» **WHAT YOU ARE ASKED TO DO**
Only the pictures are omitted; repeat all other data exactly.
-- START OF STORED RECORDS --
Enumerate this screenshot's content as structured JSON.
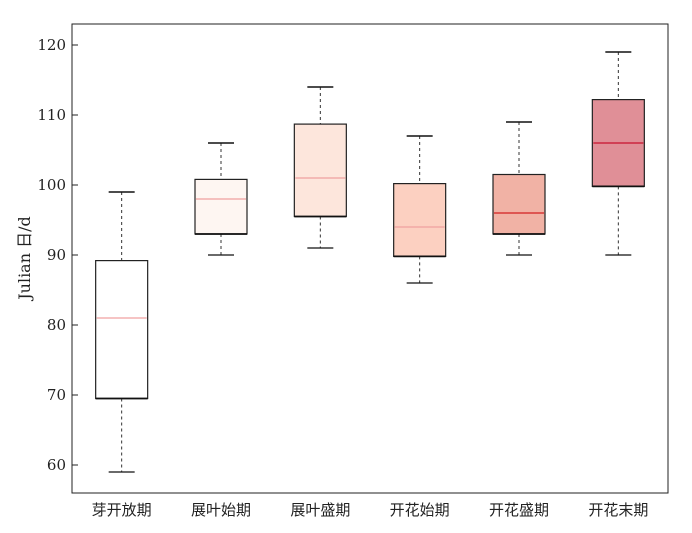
{
  "chart_data": {
    "type": "box",
    "title": "",
    "xlabel": "",
    "ylabel": "Julian 日/d",
    "ylim": [
      56,
      123
    ],
    "yticks": [
      60,
      70,
      80,
      90,
      100,
      110,
      120
    ],
    "grid": false,
    "categories": [
      "芽开放期",
      "展叶始期",
      "展叶盛期",
      "开花始期",
      "开花盛期",
      "开花末期"
    ],
    "boxes": [
      {
        "whisker_low": 59,
        "q1": 69.5,
        "median": 81,
        "q3": 89.2,
        "whisker_high": 99,
        "fill": "#ffffff",
        "median_color": "#f0a0a0"
      },
      {
        "whisker_low": 90,
        "q1": 93,
        "median": 98,
        "q3": 100.8,
        "whisker_high": 106,
        "fill": "#fef6f2",
        "median_color": "#f0a0a0"
      },
      {
        "whisker_low": 91,
        "q1": 95.5,
        "median": 101,
        "q3": 108.7,
        "whisker_high": 114,
        "fill": "#fde6dc",
        "median_color": "#f0a0a0"
      },
      {
        "whisker_low": 86,
        "q1": 89.8,
        "median": 94,
        "q3": 100.2,
        "whisker_high": 107,
        "fill": "#fcd0c1",
        "median_color": "#f0a0a0"
      },
      {
        "whisker_low": 90,
        "q1": 93,
        "median": 96,
        "q3": 101.5,
        "whisker_high": 109,
        "fill": "#f1b2a5",
        "median_color": "#d42020"
      },
      {
        "whisker_low": 90,
        "q1": 99.8,
        "median": 106,
        "q3": 112.2,
        "whisker_high": 119,
        "fill": "#e08f97",
        "median_color": "#c8102e"
      }
    ]
  }
}
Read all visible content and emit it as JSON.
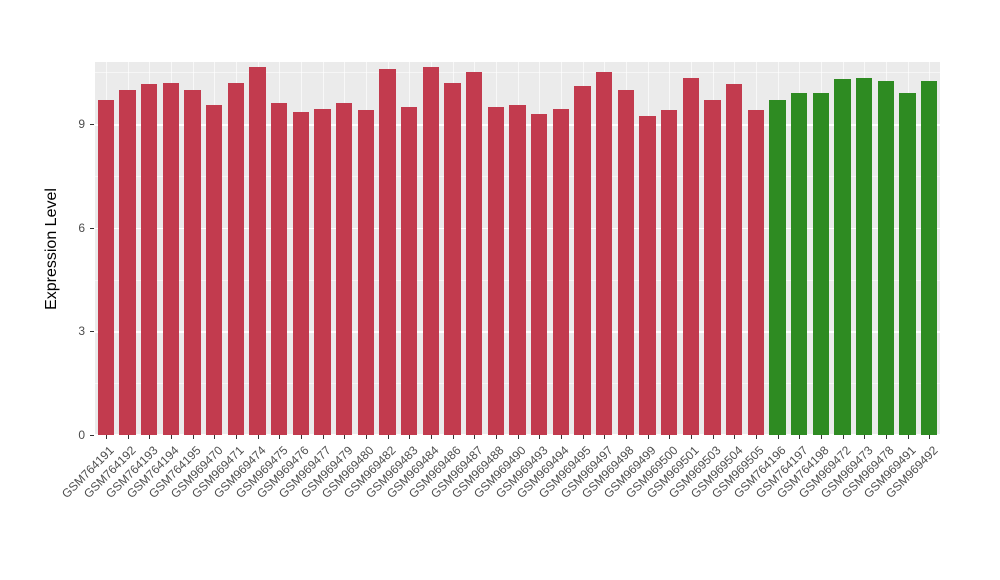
{
  "chart_data": {
    "type": "bar",
    "title": "",
    "xlabel": "",
    "ylabel": "Expression Level",
    "ylim": [
      0,
      10.8
    ],
    "yticks": [
      0,
      3,
      6,
      9
    ],
    "ytick_labels": [
      "0",
      "3",
      "6",
      "9"
    ],
    "minor_gridlines": [
      1.5,
      4.5,
      7.5,
      10.5
    ],
    "grid": "on",
    "legend": "none",
    "panel_background": "#EBEBEB",
    "gridline_color": "#FFFFFF",
    "categories": [
      "GSM764191",
      "GSM764192",
      "GSM764193",
      "GSM764194",
      "GSM764195",
      "GSM969470",
      "GSM969471",
      "GSM969474",
      "GSM969475",
      "GSM969476",
      "GSM969477",
      "GSM969479",
      "GSM969480",
      "GSM969482",
      "GSM969483",
      "GSM969484",
      "GSM969486",
      "GSM969487",
      "GSM969488",
      "GSM969490",
      "GSM969493",
      "GSM969494",
      "GSM969495",
      "GSM969497",
      "GSM969498",
      "GSM969499",
      "GSM969500",
      "GSM969501",
      "GSM969503",
      "GSM969504",
      "GSM969505",
      "GSM764196",
      "GSM764197",
      "GSM764198",
      "GSM969472",
      "GSM969473",
      "GSM969478",
      "GSM969491",
      "GSM969492"
    ],
    "values": [
      9.7,
      10.0,
      10.15,
      10.2,
      10.0,
      9.55,
      10.2,
      10.65,
      9.6,
      9.35,
      9.45,
      9.6,
      9.4,
      10.6,
      9.5,
      10.65,
      10.2,
      10.5,
      9.5,
      9.55,
      9.3,
      9.45,
      10.1,
      10.5,
      10.0,
      9.25,
      9.4,
      10.35,
      9.7,
      10.15,
      9.4,
      9.7,
      9.9,
      9.9,
      10.3,
      10.35,
      10.25,
      9.9,
      10.25
    ],
    "bar_groups": [
      "group1",
      "group1",
      "group1",
      "group1",
      "group1",
      "group1",
      "group1",
      "group1",
      "group1",
      "group1",
      "group1",
      "group1",
      "group1",
      "group1",
      "group1",
      "group1",
      "group1",
      "group1",
      "group1",
      "group1",
      "group1",
      "group1",
      "group1",
      "group1",
      "group1",
      "group1",
      "group1",
      "group1",
      "group1",
      "group1",
      "group1",
      "group2",
      "group2",
      "group2",
      "group2",
      "group2",
      "group2",
      "group2",
      "group2"
    ],
    "group_colors": {
      "group1": "#C23B4E",
      "group2": "#2E8B22"
    }
  }
}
-- END OF STORED RECORDS --
» **FINISHED ANSWER**
Enumerate this screenshot's content as structured JSON.
{
  "chart_data": {
    "type": "box",
    "title": "",
    "xlabel": "",
    "ylabel": "Julian 日/d",
    "ylim": [
      56,
      123
    ],
    "yticks": [
      60,
      70,
      80,
      90,
      100,
      110,
      120
    ],
    "grid": false,
    "categories": [
      "芽开放期",
      "展叶始期",
      "展叶盛期",
      "开花始期",
      "开花盛期",
      "开花末期"
    ],
    "boxes": [
      {
        "whisker_low": 59,
        "q1": 69.5,
        "median": 81,
        "q3": 89.2,
        "whisker_high": 99,
        "fill": "#ffffff",
        "median_color": "#f0a0a0"
      },
      {
        "whisker_low": 90,
        "q1": 93,
        "median": 98,
        "q3": 100.8,
        "whisker_high": 106,
        "fill": "#fef6f2",
        "median_color": "#f0a0a0"
      },
      {
        "whisker_low": 91,
        "q1": 95.5,
        "median": 101,
        "q3": 108.7,
        "whisker_high": 114,
        "fill": "#fde6dc",
        "median_color": "#f0a0a0"
      },
      {
        "whisker_low": 86,
        "q1": 89.8,
        "median": 94,
        "q3": 100.2,
        "whisker_high": 107,
        "fill": "#fcd0c1",
        "median_color": "#f0a0a0"
      },
      {
        "whisker_low": 90,
        "q1": 93,
        "median": 96,
        "q3": 101.5,
        "whisker_high": 109,
        "fill": "#f1b2a5",
        "median_color": "#d42020"
      },
      {
        "whisker_low": 90,
        "q1": 99.8,
        "median": 106,
        "q3": 112.2,
        "whisker_high": 119,
        "fill": "#e08f97",
        "median_color": "#c8102e"
      }
    ]
  }
}
Read all visible content and emit it as JSON.
{
  "chart_data": {
    "type": "bar",
    "title": "",
    "xlabel": "",
    "ylabel": "Expression Level",
    "ylim": [
      0,
      10.8
    ],
    "yticks": [
      0,
      3,
      6,
      9
    ],
    "ytick_labels": [
      "0",
      "3",
      "6",
      "9"
    ],
    "minor_gridlines": [
      1.5,
      4.5,
      7.5,
      10.5
    ],
    "grid": "on",
    "legend": "none",
    "panel_background": "#EBEBEB",
    "gridline_color": "#FFFFFF",
    "categories": [
      "GSM764191",
      "GSM764192",
      "GSM764193",
      "GSM764194",
      "GSM764195",
      "GSM969470",
      "GSM969471",
      "GSM969474",
      "GSM969475",
      "GSM969476",
      "GSM969477",
      "GSM969479",
      "GSM969480",
      "GSM969482",
      "GSM969483",
      "GSM969484",
      "GSM969486",
      "GSM969487",
      "GSM969488",
      "GSM969490",
      "GSM969493",
      "GSM969494",
      "GSM969495",
      "GSM969497",
      "GSM969498",
      "GSM969499",
      "GSM969500",
      "GSM969501",
      "GSM969503",
      "GSM969504",
      "GSM969505",
      "GSM764196",
      "GSM764197",
      "GSM764198",
      "GSM969472",
      "GSM969473",
      "GSM969478",
      "GSM969491",
      "GSM969492"
    ],
    "values": [
      9.7,
      10.0,
      10.15,
      10.2,
      10.0,
      9.55,
      10.2,
      10.65,
      9.6,
      9.35,
      9.45,
      9.6,
      9.4,
      10.6,
      9.5,
      10.65,
      10.2,
      10.5,
      9.5,
      9.55,
      9.3,
      9.45,
      10.1,
      10.5,
      10.0,
      9.25,
      9.4,
      10.35,
      9.7,
      10.15,
      9.4,
      9.7,
      9.9,
      9.9,
      10.3,
      10.35,
      10.25,
      9.9,
      10.25
    ],
    "bar_groups": [
      "group1",
      "group1",
      "group1",
      "group1",
      "group1",
      "group1",
      "group1",
      "group1",
      "group1",
      "group1",
      "group1",
      "group1",
      "group1",
      "group1",
      "group1",
      "group1",
      "group1",
      "group1",
      "group1",
      "group1",
      "group1",
      "group1",
      "group1",
      "group1",
      "group1",
      "group1",
      "group1",
      "group1",
      "group1",
      "group1",
      "group1",
      "group2",
      "group2",
      "group2",
      "group2",
      "group2",
      "group2",
      "group2",
      "group2"
    ],
    "group_colors": {
      "group1": "#C23B4E",
      "group2": "#2E8B22"
    }
  }
}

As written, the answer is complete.